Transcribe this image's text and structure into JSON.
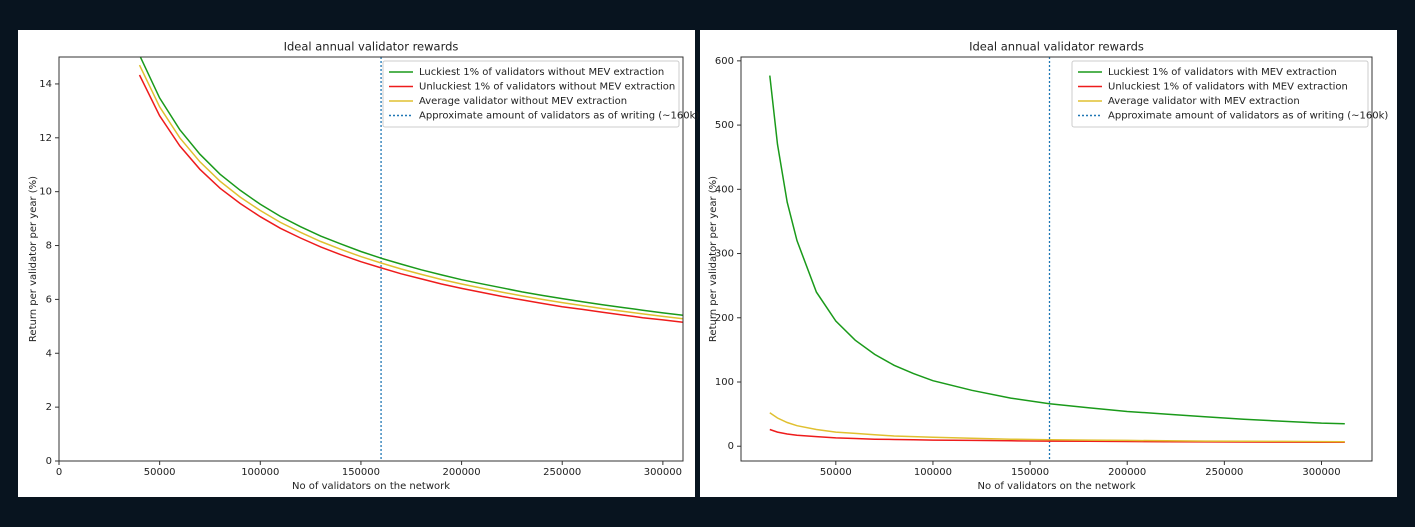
{
  "chart_data": [
    {
      "type": "line",
      "title": "Ideal annual validator rewards",
      "x_label": "No of validators on the network",
      "y_label": "Return per validator per year (%)",
      "x": [
        40000,
        50000,
        60000,
        70000,
        80000,
        90000,
        100000,
        110000,
        120000,
        130000,
        140000,
        150000,
        160000,
        170000,
        180000,
        190000,
        200000,
        210000,
        220000,
        230000,
        240000,
        250000,
        260000,
        270000,
        280000,
        290000,
        300000,
        310000
      ],
      "series": [
        {
          "name": "Luckiest 1% of validators without MEV extraction",
          "color": "#1a9a1a",
          "values": [
            15.07,
            13.48,
            12.3,
            11.39,
            10.65,
            10.05,
            9.53,
            9.08,
            8.7,
            8.35,
            8.06,
            7.78,
            7.53,
            7.31,
            7.1,
            6.91,
            6.73,
            6.58,
            6.43,
            6.28,
            6.15,
            6.03,
            5.91,
            5.8,
            5.7,
            5.6,
            5.5,
            5.41
          ]
        },
        {
          "name": "Unluckiest 1% of validators without MEV extraction",
          "color": "#ee1c1c",
          "values": [
            14.33,
            12.82,
            11.7,
            10.83,
            10.13,
            9.56,
            9.07,
            8.64,
            8.28,
            7.95,
            7.66,
            7.4,
            7.17,
            6.95,
            6.76,
            6.57,
            6.41,
            6.26,
            6.11,
            5.98,
            5.85,
            5.73,
            5.63,
            5.52,
            5.42,
            5.32,
            5.24,
            5.15
          ]
        },
        {
          "name": "Average validator without MEV extraction",
          "color": "#e0c030",
          "values": [
            14.7,
            13.15,
            12.0,
            11.11,
            10.39,
            9.8,
            9.3,
            8.86,
            8.49,
            8.15,
            7.86,
            7.59,
            7.35,
            7.13,
            6.93,
            6.74,
            6.57,
            6.42,
            6.27,
            6.13,
            6.0,
            5.88,
            5.77,
            5.66,
            5.56,
            5.46,
            5.37,
            5.28
          ]
        }
      ],
      "vline": {
        "x": 160000,
        "label": "Approximate amount of validators as of writing (~160k)",
        "color": "#1f77b4"
      },
      "xlim": [
        0,
        310000
      ],
      "xticks": [
        0,
        50000,
        100000,
        150000,
        200000,
        250000,
        300000
      ],
      "ylim": [
        0,
        15
      ],
      "yticks": [
        0,
        2,
        4,
        6,
        8,
        10,
        12,
        14
      ],
      "legend": "upper right"
    },
    {
      "type": "line",
      "title": "Ideal annual validator rewards",
      "x_label": "No of validators on the network",
      "y_label": "Return per validator per year (%)",
      "x": [
        16000,
        20000,
        25000,
        30000,
        40000,
        50000,
        60000,
        70000,
        80000,
        90000,
        100000,
        120000,
        140000,
        160000,
        180000,
        200000,
        220000,
        240000,
        260000,
        280000,
        300000,
        312000
      ],
      "series": [
        {
          "name": "Luckiest 1% of validators with MEV extraction",
          "color": "#1a9a1a",
          "values": [
            577,
            470,
            380,
            320,
            240,
            195,
            165,
            143,
            126,
            113,
            102,
            87,
            75,
            66,
            60,
            54,
            50,
            46,
            42,
            39,
            36,
            35
          ]
        },
        {
          "name": "Unluckiest 1% of validators with MEV extraction",
          "color": "#ee1c1c",
          "values": [
            26,
            22,
            19,
            17,
            15,
            13,
            12,
            11,
            10.5,
            10,
            9.5,
            9,
            8.5,
            8,
            7.7,
            7.4,
            7.1,
            6.8,
            6.6,
            6.4,
            6.2,
            6.1
          ]
        },
        {
          "name": "Average validator with MEV extraction",
          "color": "#e0c030",
          "values": [
            52,
            44,
            37,
            32,
            26,
            22,
            20,
            18,
            16,
            15,
            14,
            12.5,
            11,
            10,
            9.5,
            9,
            8.5,
            8,
            7.8,
            7.5,
            7.2,
            7
          ]
        }
      ],
      "vline": {
        "x": 160000,
        "label": "Approximate amount of validators as of writing (~160k)",
        "color": "#1f77b4"
      },
      "xlim": [
        1200,
        326000
      ],
      "xticks": [
        50000,
        100000,
        150000,
        200000,
        250000,
        300000
      ],
      "ylim": [
        -23,
        606
      ],
      "yticks": [
        0,
        100,
        200,
        300,
        400,
        500,
        600
      ],
      "legend": "upper right"
    }
  ]
}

* Work to be completed: Omit any images, then output the listing exactly.

* Exercise solution:
Transcribe this image's text and structure into JSON.
{
  "chart_data": [
    {
      "type": "line",
      "title": "Ideal annual validator rewards",
      "x_label": "No of validators on the network",
      "y_label": "Return per validator per year (%)",
      "x": [
        40000,
        50000,
        60000,
        70000,
        80000,
        90000,
        100000,
        110000,
        120000,
        130000,
        140000,
        150000,
        160000,
        170000,
        180000,
        190000,
        200000,
        210000,
        220000,
        230000,
        240000,
        250000,
        260000,
        270000,
        280000,
        290000,
        300000,
        310000
      ],
      "series": [
        {
          "name": "Luckiest 1% of validators without MEV extraction",
          "color": "#1a9a1a",
          "values": [
            15.07,
            13.48,
            12.3,
            11.39,
            10.65,
            10.05,
            9.53,
            9.08,
            8.7,
            8.35,
            8.06,
            7.78,
            7.53,
            7.31,
            7.1,
            6.91,
            6.73,
            6.58,
            6.43,
            6.28,
            6.15,
            6.03,
            5.91,
            5.8,
            5.7,
            5.6,
            5.5,
            5.41
          ]
        },
        {
          "name": "Unluckiest 1% of validators without MEV extraction",
          "color": "#ee1c1c",
          "values": [
            14.33,
            12.82,
            11.7,
            10.83,
            10.13,
            9.56,
            9.07,
            8.64,
            8.28,
            7.95,
            7.66,
            7.4,
            7.17,
            6.95,
            6.76,
            6.57,
            6.41,
            6.26,
            6.11,
            5.98,
            5.85,
            5.73,
            5.63,
            5.52,
            5.42,
            5.32,
            5.24,
            5.15
          ]
        },
        {
          "name": "Average validator without MEV extraction",
          "color": "#e0c030",
          "values": [
            14.7,
            13.15,
            12.0,
            11.11,
            10.39,
            9.8,
            9.3,
            8.86,
            8.49,
            8.15,
            7.86,
            7.59,
            7.35,
            7.13,
            6.93,
            6.74,
            6.57,
            6.42,
            6.27,
            6.13,
            6.0,
            5.88,
            5.77,
            5.66,
            5.56,
            5.46,
            5.37,
            5.28
          ]
        }
      ],
      "vline": {
        "x": 160000,
        "label": "Approximate amount of validators as of writing (~160k)",
        "color": "#1f77b4"
      },
      "xlim": [
        0,
        310000
      ],
      "xticks": [
        0,
        50000,
        100000,
        150000,
        200000,
        250000,
        300000
      ],
      "ylim": [
        0,
        15
      ],
      "yticks": [
        0,
        2,
        4,
        6,
        8,
        10,
        12,
        14
      ],
      "legend": "upper right"
    },
    {
      "type": "line",
      "title": "Ideal annual validator rewards",
      "x_label": "No of validators on the network",
      "y_label": "Return per validator per year (%)",
      "x": [
        16000,
        20000,
        25000,
        30000,
        40000,
        50000,
        60000,
        70000,
        80000,
        90000,
        100000,
        120000,
        140000,
        160000,
        180000,
        200000,
        220000,
        240000,
        260000,
        280000,
        300000,
        312000
      ],
      "series": [
        {
          "name": "Luckiest 1% of validators with MEV extraction",
          "color": "#1a9a1a",
          "values": [
            577,
            470,
            380,
            320,
            240,
            195,
            165,
            143,
            126,
            113,
            102,
            87,
            75,
            66,
            60,
            54,
            50,
            46,
            42,
            39,
            36,
            35
          ]
        },
        {
          "name": "Unluckiest 1% of validators with MEV extraction",
          "color": "#ee1c1c",
          "values": [
            26,
            22,
            19,
            17,
            15,
            13,
            12,
            11,
            10.5,
            10,
            9.5,
            9,
            8.5,
            8,
            7.7,
            7.4,
            7.1,
            6.8,
            6.6,
            6.4,
            6.2,
            6.1
          ]
        },
        {
          "name": "Average validator with MEV extraction",
          "color": "#e0c030",
          "values": [
            52,
            44,
            37,
            32,
            26,
            22,
            20,
            18,
            16,
            15,
            14,
            12.5,
            11,
            10,
            9.5,
            9,
            8.5,
            8,
            7.8,
            7.5,
            7.2,
            7
          ]
        }
      ],
      "vline": {
        "x": 160000,
        "label": "Approximate amount of validators as of writing (~160k)",
        "color": "#1f77b4"
      },
      "xlim": [
        1200,
        326000
      ],
      "xticks": [
        50000,
        100000,
        150000,
        200000,
        250000,
        300000
      ],
      "ylim": [
        -23,
        606
      ],
      "yticks": [
        0,
        100,
        200,
        300,
        400,
        500,
        600
      ],
      "legend": "upper right"
    }
  ]
}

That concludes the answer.